● PROVIDED DATA
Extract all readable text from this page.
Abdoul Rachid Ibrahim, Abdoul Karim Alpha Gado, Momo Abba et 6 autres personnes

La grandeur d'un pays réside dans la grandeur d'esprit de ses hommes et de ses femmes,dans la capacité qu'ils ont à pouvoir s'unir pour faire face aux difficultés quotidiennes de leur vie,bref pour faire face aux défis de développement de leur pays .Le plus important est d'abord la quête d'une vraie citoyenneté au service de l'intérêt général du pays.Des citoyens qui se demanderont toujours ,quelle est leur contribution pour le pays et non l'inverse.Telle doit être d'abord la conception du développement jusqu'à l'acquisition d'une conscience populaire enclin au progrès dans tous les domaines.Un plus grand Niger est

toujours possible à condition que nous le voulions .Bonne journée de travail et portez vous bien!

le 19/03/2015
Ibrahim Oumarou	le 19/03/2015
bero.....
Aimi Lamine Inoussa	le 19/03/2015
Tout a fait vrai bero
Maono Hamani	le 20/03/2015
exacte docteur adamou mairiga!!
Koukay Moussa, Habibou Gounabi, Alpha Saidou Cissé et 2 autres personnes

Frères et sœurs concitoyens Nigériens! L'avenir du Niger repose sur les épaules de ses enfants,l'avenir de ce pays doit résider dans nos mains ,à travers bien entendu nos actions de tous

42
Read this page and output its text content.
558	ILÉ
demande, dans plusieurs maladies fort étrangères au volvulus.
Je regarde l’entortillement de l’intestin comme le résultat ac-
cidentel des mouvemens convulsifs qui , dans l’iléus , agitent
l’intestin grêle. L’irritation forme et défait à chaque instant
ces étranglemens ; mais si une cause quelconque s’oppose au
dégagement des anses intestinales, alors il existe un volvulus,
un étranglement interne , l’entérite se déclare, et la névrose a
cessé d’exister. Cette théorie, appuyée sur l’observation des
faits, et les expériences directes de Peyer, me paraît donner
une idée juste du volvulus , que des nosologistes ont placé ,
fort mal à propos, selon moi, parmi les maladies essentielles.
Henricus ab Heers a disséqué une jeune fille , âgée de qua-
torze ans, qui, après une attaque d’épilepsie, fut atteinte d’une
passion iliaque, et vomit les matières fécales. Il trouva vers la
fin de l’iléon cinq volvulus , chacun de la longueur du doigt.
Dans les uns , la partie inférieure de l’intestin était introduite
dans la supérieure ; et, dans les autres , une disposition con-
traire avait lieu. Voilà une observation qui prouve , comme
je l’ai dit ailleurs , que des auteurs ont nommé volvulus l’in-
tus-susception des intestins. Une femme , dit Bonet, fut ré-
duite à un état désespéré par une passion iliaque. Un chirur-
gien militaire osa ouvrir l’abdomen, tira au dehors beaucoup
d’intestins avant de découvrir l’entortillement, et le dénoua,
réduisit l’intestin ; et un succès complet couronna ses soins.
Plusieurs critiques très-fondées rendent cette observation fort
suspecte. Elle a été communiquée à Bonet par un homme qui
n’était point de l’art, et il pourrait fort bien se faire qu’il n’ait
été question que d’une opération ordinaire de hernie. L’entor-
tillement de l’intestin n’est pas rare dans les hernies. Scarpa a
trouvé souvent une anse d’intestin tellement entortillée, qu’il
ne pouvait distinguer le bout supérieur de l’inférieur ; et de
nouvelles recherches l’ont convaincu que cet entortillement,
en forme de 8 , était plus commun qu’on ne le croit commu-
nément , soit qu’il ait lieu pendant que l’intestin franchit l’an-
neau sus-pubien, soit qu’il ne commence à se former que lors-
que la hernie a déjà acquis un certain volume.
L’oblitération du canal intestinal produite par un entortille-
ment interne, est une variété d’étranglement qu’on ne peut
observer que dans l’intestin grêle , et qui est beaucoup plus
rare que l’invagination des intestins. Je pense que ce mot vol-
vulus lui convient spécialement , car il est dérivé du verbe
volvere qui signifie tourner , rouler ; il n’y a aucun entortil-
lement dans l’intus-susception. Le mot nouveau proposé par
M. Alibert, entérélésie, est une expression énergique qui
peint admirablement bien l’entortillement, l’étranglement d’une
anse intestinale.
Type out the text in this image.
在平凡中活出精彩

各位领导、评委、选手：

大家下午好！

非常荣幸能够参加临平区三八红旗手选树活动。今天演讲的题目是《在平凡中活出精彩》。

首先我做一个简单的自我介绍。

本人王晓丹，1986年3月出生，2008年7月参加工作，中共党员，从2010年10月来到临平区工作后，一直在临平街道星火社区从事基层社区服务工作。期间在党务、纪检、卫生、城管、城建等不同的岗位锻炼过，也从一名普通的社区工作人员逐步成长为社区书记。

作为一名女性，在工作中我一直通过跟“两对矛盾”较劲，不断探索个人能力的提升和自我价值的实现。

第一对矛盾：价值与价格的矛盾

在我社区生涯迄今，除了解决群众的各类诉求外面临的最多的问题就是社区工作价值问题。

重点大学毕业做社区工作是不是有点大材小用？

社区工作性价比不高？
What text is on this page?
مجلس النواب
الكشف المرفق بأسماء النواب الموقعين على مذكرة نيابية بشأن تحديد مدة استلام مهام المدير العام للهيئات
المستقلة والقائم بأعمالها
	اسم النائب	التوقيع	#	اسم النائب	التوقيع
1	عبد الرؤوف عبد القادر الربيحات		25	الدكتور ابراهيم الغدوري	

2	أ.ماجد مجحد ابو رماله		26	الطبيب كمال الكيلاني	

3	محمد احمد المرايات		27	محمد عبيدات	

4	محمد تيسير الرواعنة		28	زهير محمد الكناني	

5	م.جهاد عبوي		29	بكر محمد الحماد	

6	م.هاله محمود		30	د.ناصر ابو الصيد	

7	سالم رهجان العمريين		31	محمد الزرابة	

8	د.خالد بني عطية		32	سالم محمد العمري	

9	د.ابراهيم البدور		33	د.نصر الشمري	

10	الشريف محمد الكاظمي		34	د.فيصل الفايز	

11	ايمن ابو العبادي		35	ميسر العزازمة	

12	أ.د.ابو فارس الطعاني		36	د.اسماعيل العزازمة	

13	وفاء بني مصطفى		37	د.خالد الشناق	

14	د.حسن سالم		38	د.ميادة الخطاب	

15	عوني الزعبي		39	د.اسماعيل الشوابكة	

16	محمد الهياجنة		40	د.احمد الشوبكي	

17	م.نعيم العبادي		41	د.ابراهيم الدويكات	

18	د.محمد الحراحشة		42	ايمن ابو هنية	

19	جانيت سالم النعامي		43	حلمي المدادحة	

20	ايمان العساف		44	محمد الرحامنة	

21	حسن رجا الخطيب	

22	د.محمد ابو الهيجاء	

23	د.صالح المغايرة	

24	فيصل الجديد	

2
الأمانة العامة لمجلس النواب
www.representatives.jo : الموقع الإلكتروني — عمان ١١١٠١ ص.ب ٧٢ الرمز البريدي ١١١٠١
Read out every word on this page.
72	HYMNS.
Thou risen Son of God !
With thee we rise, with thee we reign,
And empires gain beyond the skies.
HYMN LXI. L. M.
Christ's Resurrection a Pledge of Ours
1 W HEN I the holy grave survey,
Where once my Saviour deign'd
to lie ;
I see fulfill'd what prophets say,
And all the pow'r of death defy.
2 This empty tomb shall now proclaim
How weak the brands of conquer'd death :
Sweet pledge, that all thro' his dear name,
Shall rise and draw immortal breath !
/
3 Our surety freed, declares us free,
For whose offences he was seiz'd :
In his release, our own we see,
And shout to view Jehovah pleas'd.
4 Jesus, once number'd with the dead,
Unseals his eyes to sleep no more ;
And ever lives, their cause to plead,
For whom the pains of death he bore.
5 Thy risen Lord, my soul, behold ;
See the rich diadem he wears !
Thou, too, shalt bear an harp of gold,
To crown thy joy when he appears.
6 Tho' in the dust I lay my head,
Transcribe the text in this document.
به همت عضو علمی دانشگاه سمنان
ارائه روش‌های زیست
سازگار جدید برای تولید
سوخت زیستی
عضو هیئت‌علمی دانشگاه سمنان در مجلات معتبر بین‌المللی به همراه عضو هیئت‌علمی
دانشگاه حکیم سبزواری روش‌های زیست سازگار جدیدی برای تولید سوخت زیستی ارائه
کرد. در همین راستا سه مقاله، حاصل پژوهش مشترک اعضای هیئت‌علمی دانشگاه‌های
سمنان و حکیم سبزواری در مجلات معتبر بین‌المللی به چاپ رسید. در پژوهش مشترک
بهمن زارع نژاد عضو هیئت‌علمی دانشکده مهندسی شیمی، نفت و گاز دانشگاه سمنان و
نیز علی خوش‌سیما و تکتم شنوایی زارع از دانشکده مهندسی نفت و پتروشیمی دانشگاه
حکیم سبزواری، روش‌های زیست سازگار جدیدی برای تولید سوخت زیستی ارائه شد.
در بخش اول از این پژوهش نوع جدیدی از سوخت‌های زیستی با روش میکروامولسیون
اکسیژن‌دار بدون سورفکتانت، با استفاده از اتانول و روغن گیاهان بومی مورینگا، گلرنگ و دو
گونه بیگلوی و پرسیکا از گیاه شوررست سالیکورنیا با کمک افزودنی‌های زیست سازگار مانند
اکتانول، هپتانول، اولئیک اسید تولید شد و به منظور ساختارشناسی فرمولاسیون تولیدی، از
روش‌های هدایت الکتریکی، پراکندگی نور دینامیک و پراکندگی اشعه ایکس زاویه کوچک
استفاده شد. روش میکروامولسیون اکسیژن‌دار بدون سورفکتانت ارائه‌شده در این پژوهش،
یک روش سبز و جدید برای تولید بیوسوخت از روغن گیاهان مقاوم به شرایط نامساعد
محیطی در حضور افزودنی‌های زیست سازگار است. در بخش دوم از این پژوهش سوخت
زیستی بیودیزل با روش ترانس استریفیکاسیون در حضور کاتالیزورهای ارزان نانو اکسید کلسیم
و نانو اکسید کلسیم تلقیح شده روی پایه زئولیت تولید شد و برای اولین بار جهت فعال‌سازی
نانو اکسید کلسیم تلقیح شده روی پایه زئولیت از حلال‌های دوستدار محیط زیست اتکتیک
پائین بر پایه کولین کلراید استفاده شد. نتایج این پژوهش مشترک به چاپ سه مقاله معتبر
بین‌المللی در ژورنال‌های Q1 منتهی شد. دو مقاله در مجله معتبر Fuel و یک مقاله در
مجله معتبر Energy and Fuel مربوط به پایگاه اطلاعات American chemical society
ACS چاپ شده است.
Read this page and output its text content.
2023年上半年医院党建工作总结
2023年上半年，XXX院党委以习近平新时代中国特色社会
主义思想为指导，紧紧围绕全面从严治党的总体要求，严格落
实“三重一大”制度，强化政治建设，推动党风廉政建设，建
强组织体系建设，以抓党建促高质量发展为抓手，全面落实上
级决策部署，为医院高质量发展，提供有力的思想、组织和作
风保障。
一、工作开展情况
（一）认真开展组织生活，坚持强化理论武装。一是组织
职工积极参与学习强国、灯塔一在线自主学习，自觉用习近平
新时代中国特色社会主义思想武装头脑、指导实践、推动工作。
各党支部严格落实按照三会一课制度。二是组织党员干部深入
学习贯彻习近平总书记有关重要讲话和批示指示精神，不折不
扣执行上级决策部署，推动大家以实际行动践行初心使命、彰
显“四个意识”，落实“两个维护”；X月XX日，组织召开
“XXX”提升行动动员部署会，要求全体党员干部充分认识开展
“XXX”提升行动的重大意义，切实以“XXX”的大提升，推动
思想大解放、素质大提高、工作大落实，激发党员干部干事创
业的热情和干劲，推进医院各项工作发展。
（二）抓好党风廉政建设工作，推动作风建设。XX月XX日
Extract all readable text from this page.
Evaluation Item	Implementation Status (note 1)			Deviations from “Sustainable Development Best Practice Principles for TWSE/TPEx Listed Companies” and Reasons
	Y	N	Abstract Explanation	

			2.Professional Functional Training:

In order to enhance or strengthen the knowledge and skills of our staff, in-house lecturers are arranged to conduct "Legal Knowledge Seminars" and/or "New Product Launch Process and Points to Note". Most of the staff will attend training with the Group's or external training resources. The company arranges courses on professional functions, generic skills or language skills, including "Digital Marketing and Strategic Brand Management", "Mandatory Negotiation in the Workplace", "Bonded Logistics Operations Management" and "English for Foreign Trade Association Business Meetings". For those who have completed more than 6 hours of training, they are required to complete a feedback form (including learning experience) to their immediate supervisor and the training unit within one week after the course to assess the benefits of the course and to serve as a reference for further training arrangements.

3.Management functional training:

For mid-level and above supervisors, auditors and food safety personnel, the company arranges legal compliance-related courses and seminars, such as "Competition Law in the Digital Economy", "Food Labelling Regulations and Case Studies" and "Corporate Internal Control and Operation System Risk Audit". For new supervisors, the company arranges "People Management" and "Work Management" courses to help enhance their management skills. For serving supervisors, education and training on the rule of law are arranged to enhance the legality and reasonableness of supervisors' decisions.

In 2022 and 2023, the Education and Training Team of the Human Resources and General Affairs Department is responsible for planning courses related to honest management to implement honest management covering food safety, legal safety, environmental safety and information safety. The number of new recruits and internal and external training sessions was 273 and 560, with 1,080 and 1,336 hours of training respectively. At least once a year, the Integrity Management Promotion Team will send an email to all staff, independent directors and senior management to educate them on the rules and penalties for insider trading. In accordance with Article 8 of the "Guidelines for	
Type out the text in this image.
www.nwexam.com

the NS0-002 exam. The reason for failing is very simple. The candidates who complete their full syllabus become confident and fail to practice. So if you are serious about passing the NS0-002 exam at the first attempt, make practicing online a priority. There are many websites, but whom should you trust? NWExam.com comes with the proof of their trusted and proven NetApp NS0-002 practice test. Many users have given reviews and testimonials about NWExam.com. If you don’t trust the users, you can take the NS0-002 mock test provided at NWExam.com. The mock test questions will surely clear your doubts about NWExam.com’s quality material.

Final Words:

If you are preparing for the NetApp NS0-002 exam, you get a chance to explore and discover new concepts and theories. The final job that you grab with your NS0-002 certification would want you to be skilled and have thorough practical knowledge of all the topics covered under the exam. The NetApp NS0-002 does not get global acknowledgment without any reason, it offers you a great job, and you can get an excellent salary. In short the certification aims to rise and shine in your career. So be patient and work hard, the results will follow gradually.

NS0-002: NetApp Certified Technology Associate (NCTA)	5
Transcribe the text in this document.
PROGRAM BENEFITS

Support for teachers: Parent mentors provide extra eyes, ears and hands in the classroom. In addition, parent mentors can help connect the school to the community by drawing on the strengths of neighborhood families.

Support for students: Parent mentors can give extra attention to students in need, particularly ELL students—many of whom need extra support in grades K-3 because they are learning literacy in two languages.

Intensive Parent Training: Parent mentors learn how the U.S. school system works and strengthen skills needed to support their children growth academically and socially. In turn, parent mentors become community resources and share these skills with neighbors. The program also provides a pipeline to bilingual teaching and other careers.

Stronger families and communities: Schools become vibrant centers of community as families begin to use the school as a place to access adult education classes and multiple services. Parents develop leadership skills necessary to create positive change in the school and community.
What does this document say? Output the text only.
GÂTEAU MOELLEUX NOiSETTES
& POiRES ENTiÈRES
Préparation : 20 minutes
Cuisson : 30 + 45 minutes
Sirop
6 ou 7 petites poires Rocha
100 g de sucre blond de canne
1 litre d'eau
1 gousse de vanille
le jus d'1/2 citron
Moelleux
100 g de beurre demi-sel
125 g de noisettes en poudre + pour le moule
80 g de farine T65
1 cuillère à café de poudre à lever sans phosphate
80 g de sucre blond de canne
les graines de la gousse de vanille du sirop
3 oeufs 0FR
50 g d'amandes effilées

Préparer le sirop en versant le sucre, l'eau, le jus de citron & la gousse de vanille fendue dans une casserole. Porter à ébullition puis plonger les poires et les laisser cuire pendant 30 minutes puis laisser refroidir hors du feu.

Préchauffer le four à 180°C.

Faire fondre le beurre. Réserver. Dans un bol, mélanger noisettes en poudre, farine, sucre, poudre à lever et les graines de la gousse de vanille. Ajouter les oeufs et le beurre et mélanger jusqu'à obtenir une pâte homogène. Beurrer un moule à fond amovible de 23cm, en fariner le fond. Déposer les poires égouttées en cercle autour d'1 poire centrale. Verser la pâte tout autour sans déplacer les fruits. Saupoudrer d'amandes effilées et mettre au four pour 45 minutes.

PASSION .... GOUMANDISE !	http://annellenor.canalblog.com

● EXERCISE INSTRUCTIONS
Using the material above, extract the line that contains "What does this" and every line after it, exactly as given; stop at the last line.

● WRITTEN ANSWER
What does this document say? Output the text only.
GÂTEAU MOELLEUX NOiSETTES
& POiRES ENTiÈRES
Préparation : 20 minutes
Cuisson : 30 + 45 minutes
Sirop
6 ou 7 petites poires Rocha
100 g de sucre blond de canne
1 litre d'eau
1 gousse de vanille
le jus d'1/2 citron
Moelleux
100 g de beurre demi-sel
125 g de noisettes en poudre + pour le moule
80 g de farine T65
1 cuillère à café de poudre à lever sans phosphate
80 g de sucre blond de canne
les graines de la gousse de vanille du sirop
3 oeufs 0FR
50 g d'amandes effilées

Préparer le sirop en versant le sucre, l'eau, le jus de citron & la gousse de vanille fendue dans une casserole. Porter à ébullition puis plonger les poires et les laisser cuire pendant 30 minutes puis laisser refroidir hors du feu.

Préchauffer le four à 180°C.

Faire fondre le beurre. Réserver. Dans un bol, mélanger noisettes en poudre, farine, sucre, poudre à lever et les graines de la gousse de vanille. Ajouter les oeufs et le beurre et mélanger jusqu'à obtenir une pâte homogène. Beurrer un moule à fond amovible de 23cm, en fariner le fond. Déposer les poires égouttées en cercle autour d'1 poire centrale. Verser la pâte tout autour sans déplacer les fruits. Saupoudrer d'amandes effilées et mettre au four pour 45 minutes.

PASSION .... GOUMANDISE !	http://annellenor.canalblog.com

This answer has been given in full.